Excerpts from a transcription dataset
.....

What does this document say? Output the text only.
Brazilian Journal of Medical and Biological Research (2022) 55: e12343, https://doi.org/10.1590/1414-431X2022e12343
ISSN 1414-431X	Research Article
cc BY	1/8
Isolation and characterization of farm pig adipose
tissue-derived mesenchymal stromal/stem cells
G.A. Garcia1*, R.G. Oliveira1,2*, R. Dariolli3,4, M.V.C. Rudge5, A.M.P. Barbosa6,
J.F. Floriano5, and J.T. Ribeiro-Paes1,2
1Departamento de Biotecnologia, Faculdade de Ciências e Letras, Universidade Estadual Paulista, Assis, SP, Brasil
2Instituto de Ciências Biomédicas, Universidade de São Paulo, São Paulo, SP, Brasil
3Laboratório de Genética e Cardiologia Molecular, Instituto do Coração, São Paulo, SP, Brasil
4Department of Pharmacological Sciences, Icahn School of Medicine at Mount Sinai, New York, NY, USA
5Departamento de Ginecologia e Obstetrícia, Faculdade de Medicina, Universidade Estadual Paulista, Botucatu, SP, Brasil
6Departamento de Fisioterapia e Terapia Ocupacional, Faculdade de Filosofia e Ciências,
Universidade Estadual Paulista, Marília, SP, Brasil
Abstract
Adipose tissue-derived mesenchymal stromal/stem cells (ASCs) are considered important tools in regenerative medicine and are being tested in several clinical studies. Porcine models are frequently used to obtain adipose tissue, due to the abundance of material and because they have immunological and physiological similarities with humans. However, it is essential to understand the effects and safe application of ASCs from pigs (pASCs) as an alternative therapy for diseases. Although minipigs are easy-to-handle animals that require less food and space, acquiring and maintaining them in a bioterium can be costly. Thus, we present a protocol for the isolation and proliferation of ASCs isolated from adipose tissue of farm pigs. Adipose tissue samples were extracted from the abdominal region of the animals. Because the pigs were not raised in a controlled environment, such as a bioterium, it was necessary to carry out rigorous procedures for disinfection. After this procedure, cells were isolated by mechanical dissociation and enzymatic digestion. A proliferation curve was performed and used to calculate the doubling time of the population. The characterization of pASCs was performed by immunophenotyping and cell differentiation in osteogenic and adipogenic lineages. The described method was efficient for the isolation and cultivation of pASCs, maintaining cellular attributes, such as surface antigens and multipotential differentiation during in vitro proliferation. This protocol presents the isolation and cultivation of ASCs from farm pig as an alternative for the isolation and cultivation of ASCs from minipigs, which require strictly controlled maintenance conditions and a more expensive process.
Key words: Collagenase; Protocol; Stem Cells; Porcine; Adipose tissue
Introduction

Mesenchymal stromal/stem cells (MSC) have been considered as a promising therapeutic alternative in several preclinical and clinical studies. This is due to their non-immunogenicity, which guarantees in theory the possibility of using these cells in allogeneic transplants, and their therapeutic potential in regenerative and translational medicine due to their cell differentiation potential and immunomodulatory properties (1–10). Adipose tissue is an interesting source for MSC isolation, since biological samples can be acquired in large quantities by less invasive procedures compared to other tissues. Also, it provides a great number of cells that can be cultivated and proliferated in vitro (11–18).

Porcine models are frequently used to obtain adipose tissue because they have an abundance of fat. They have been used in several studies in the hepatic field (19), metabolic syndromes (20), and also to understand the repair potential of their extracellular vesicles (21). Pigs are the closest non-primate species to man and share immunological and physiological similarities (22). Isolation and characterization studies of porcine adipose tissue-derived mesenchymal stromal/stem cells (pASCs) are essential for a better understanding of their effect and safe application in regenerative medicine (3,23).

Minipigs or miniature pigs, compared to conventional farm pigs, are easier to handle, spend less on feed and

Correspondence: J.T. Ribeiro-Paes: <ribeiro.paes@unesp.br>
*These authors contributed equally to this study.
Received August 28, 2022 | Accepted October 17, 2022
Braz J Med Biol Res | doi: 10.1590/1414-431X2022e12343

.....

• _EXERCISE DETAILS_
Your answer should consist of every record, printed exactly as given.

• _YOUR RESPONSE_
What does this document say? Output the text only.
Brazilian Journal of Medical and Biological Research (2022) 55: e12343, https://doi.org/10.1590/1414-431X2022e12343
ISSN 1414-431X	Research Article
cc BY	1/8
Isolation and characterization of farm pig adipose
tissue-derived mesenchymal stromal/stem cells
G.A. Garcia1*, R.G. Oliveira1,2*, R. Dariolli3,4, M.V.C. Rudge5, A.M.P. Barbosa6,
J.F. Floriano5, and J.T. Ribeiro-Paes1,2
1Departamento de Biotecnologia, Faculdade de Ciências e Letras, Universidade Estadual Paulista, Assis, SP, Brasil
2Instituto de Ciências Biomédicas, Universidade de São Paulo, São Paulo, SP, Brasil
3Laboratório de Genética e Cardiologia Molecular, Instituto do Coração, São Paulo, SP, Brasil
4Department of Pharmacological Sciences, Icahn School of Medicine at Mount Sinai, New York, NY, USA
5Departamento de Ginecologia e Obstetrícia, Faculdade de Medicina, Universidade Estadual Paulista, Botucatu, SP, Brasil
6Departamento de Fisioterapia e Terapia Ocupacional, Faculdade de Filosofia e Ciências,
Universidade Estadual Paulista, Marília, SP, Brasil
Abstract
Adipose tissue-derived mesenchymal stromal/stem cells (ASCs) are considered important tools in regenerative medicine and are being tested in several clinical studies. Porcine models are frequently used to obtain adipose tissue, due to the abundance of material and because they have immunological and physiological similarities with humans. However, it is essential to understand the effects and safe application of ASCs from pigs (pASCs) as an alternative therapy for diseases. Although minipigs are easy-to-handle animals that require less food and space, acquiring and maintaining them in a bioterium can be costly. Thus, we present a protocol for the isolation and proliferation of ASCs isolated from adipose tissue of farm pigs. Adipose tissue samples were extracted from the abdominal region of the animals. Because the pigs were not raised in a controlled environment, such as a bioterium, it was necessary to carry out rigorous procedures for disinfection. After this procedure, cells were isolated by mechanical dissociation and enzymatic digestion. A proliferation curve was performed and used to calculate the doubling time of the population. The characterization of pASCs was performed by immunophenotyping and cell differentiation in osteogenic and adipogenic lineages. The described method was efficient for the isolation and cultivation of pASCs, maintaining cellular attributes, such as surface antigens and multipotential differentiation during in vitro proliferation. This protocol presents the isolation and cultivation of ASCs from farm pig as an alternative for the isolation and cultivation of ASCs from minipigs, which require strictly controlled maintenance conditions and a more expensive process.
Key words: Collagenase; Protocol; Stem Cells; Porcine; Adipose tissue
Introduction

Mesenchymal stromal/stem cells (MSC) have been considered as a promising therapeutic alternative in several preclinical and clinical studies. This is due to their non-immunogenicity, which guarantees in theory the possibility of using these cells in allogeneic transplants, and their therapeutic potential in regenerative and translational medicine due to their cell differentiation potential and immunomodulatory properties (1–10). Adipose tissue is an interesting source for MSC isolation, since biological samples can be acquired in large quantities by less invasive procedures compared to other tissues. Also, it provides a great number of cells that can be cultivated and proliferated in vitro (11–18).

Porcine models are frequently used to obtain adipose tissue because they have an abundance of fat. They have been used in several studies in the hepatic field (19), metabolic syndromes (20), and also to understand the repair potential of their extracellular vesicles (21). Pigs are the closest non-primate species to man and share immunological and physiological similarities (22). Isolation and characterization studies of porcine adipose tissue-derived mesenchymal stromal/stem cells (pASCs) are essential for a better understanding of their effect and safe application in regenerative medicine (3,23).

Minipigs or miniature pigs, compared to conventional farm pigs, are easier to handle, spend less on feed and

Correspondence: J.T. Ribeiro-Paes: <ribeiro.paes@unesp.br>
*These authors contributed equally to this study.
Received August 28, 2022 | Accepted October 17, 2022
Braz J Med Biol Res | doi: 10.1590/1414-431X2022e12343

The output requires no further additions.